begin Data for the task

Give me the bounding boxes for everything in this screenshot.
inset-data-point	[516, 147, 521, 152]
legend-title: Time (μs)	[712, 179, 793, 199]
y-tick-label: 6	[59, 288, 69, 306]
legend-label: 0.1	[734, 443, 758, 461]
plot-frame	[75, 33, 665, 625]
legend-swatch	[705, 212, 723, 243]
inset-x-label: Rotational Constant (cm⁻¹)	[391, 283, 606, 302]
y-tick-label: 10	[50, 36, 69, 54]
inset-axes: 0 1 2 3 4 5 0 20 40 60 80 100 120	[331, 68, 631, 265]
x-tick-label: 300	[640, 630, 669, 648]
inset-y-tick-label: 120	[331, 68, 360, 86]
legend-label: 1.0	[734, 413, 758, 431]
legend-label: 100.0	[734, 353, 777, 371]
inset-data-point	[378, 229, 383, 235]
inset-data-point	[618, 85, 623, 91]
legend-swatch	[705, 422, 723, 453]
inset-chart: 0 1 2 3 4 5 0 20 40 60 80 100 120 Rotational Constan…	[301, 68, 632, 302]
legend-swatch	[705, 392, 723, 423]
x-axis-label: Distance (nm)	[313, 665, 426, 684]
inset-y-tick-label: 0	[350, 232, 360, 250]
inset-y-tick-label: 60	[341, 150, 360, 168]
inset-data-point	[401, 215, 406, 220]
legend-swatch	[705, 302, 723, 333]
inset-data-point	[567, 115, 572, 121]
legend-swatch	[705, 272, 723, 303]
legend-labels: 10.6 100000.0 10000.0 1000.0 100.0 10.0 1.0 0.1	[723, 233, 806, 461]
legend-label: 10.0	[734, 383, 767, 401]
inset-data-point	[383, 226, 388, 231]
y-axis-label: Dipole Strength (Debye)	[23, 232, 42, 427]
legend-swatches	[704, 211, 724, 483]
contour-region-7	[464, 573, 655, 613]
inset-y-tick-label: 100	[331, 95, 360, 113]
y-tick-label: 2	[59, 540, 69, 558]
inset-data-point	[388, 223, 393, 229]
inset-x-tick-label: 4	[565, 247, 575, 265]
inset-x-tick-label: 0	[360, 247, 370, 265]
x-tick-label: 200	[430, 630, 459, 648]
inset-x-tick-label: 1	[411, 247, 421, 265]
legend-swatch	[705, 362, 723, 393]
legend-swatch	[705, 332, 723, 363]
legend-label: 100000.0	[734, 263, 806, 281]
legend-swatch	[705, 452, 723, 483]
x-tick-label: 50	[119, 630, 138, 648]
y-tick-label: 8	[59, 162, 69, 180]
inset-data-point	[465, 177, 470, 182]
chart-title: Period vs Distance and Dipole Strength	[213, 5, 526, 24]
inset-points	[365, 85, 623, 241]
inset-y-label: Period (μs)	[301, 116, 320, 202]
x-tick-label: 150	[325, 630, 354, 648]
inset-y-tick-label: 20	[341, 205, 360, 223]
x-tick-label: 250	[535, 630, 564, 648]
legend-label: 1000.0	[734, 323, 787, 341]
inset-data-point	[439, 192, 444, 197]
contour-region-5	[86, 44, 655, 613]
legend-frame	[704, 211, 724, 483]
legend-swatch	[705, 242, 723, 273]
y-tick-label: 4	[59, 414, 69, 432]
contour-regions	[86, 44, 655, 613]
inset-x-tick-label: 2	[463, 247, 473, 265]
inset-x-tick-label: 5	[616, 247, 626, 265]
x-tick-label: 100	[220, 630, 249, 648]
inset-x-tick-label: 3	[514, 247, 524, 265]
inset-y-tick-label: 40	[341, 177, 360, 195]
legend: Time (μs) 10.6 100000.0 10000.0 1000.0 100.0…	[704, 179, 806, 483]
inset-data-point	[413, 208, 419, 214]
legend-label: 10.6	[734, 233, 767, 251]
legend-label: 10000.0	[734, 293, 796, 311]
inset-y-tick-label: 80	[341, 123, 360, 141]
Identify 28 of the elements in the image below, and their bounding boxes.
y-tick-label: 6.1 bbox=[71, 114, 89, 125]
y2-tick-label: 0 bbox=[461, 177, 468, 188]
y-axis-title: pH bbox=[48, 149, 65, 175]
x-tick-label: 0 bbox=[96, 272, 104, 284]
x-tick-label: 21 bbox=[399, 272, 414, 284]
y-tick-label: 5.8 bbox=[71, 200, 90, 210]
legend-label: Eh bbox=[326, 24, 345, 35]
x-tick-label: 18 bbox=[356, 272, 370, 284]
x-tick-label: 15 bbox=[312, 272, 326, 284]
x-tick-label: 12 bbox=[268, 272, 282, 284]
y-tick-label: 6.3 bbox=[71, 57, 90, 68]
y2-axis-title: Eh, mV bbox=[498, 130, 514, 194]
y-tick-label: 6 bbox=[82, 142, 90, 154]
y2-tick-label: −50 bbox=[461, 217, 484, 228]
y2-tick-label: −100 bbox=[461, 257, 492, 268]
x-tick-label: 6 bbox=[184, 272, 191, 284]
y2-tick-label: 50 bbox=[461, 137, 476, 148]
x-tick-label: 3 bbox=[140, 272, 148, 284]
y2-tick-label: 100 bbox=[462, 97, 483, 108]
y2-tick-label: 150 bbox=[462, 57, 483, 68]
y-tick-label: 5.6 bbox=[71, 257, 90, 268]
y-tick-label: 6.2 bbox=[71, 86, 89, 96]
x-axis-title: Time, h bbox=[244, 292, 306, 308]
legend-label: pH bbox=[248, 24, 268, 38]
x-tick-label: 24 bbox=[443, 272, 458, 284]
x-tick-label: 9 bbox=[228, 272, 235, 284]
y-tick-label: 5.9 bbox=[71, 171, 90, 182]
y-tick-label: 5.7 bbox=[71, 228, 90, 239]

end Data for the task

- _Given task_
Duplicate the stretch of the records from the start through the line containing "33, 665, 625]", reproducing each line precisely as it appears.

- _Task result_
Give me the bounding boxes for everything in this screenshot.
inset-data-point	[516, 147, 521, 152]
legend-title: Time (μs)	[712, 179, 793, 199]
y-tick-label: 6	[59, 288, 69, 306]
legend-label: 0.1	[734, 443, 758, 461]
plot-frame	[75, 33, 665, 625]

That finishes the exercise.